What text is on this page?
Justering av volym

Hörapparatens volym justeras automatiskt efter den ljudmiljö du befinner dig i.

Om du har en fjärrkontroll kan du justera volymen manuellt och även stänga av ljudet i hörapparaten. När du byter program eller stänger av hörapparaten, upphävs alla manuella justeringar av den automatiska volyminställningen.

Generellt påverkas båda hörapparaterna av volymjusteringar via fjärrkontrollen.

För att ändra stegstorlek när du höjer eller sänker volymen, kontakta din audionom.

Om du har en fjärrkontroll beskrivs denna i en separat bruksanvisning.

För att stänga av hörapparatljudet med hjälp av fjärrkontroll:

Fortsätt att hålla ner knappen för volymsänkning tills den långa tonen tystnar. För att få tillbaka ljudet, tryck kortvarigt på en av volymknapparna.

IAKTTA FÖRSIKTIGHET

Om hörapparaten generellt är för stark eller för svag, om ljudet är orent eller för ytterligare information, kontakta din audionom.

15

**Problem:**
How many lines in the listing above contain "kontakta"? Answer with the number alone.

**Answer to this exercise:**
2